# [What you are asked to do]
How many lines of the data below contain the string "印表機與"? Treat case as significant, and reply with the number only.

# [Records]
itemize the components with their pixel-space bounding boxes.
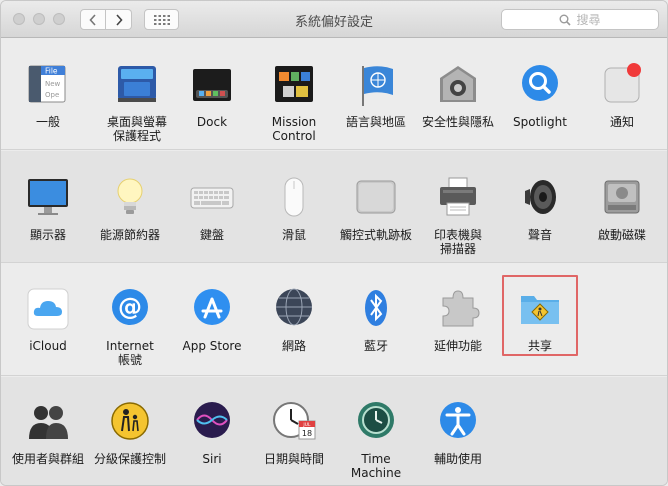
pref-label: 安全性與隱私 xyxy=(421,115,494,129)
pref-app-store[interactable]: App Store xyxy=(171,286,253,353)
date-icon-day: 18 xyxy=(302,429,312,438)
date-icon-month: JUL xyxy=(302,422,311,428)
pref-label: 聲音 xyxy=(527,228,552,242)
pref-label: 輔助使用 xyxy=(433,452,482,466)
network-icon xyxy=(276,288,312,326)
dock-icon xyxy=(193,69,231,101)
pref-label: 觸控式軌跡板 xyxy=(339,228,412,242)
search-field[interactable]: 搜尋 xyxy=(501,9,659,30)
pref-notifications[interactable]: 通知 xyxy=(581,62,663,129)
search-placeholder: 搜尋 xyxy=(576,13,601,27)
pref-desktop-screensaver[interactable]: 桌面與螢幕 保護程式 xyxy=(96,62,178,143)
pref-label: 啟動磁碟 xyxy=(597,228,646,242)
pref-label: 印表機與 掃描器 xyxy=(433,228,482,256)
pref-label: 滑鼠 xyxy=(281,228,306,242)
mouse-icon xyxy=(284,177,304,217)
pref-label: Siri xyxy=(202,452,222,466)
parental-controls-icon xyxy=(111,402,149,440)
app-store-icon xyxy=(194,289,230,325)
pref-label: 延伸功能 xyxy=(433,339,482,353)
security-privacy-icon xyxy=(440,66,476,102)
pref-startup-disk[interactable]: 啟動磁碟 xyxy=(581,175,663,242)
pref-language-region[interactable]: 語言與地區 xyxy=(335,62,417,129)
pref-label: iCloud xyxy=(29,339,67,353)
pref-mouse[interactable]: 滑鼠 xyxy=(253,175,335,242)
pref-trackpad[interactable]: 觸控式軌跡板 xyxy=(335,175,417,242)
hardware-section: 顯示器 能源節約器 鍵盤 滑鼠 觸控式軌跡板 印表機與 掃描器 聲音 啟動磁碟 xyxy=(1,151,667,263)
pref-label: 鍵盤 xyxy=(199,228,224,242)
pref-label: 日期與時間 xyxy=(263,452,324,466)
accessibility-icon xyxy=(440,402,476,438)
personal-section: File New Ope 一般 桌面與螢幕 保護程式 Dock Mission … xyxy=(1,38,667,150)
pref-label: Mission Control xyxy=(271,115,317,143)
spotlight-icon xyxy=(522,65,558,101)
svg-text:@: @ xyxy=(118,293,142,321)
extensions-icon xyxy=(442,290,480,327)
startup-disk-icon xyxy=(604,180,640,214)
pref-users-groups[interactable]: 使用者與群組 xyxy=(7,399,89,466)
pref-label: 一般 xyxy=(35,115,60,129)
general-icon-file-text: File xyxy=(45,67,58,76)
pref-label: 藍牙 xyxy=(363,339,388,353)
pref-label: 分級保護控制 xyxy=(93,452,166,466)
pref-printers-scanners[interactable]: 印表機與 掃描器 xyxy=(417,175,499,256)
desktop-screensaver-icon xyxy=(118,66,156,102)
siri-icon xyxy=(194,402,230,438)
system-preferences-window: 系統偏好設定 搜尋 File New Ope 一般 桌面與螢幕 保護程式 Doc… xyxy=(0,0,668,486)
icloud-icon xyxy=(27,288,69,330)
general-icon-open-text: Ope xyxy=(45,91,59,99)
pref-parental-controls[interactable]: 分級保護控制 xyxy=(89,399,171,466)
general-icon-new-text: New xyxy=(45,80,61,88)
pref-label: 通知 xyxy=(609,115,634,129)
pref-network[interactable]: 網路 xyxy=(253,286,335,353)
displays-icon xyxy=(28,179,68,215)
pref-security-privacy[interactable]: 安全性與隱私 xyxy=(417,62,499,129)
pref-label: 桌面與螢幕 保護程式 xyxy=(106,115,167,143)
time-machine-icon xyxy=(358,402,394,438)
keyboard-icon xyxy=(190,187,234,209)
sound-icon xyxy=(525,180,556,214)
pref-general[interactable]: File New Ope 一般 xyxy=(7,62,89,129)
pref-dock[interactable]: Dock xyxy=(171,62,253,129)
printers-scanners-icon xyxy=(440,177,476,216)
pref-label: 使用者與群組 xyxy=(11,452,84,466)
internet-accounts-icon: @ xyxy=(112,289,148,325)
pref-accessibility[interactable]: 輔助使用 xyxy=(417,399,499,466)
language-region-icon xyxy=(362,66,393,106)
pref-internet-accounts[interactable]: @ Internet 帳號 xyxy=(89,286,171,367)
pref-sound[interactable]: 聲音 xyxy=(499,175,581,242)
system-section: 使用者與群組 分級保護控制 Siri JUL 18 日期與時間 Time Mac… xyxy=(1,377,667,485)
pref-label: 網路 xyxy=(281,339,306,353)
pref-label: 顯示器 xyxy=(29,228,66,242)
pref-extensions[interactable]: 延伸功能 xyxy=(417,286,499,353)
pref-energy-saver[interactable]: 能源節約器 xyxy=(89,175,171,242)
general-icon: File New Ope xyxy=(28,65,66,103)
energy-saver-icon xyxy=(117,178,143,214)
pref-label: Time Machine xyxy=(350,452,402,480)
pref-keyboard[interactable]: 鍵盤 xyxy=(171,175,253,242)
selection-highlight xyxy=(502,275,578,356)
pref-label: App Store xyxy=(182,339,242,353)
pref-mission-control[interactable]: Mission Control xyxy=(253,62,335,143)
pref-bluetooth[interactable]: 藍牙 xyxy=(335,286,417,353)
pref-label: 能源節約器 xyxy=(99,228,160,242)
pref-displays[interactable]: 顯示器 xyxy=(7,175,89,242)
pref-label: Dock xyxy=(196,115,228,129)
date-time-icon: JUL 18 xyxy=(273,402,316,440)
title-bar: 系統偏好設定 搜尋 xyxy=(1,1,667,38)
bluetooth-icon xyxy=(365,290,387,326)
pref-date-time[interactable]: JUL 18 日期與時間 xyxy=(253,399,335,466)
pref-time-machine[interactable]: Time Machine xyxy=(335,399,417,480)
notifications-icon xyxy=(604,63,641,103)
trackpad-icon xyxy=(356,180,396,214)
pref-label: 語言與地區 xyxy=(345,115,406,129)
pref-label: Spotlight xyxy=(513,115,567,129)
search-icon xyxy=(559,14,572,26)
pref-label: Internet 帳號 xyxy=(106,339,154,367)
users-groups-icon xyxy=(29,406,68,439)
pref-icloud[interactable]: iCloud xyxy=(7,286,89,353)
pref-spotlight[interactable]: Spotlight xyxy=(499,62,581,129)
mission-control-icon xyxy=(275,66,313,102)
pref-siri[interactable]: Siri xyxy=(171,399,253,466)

# [Response to the task]
3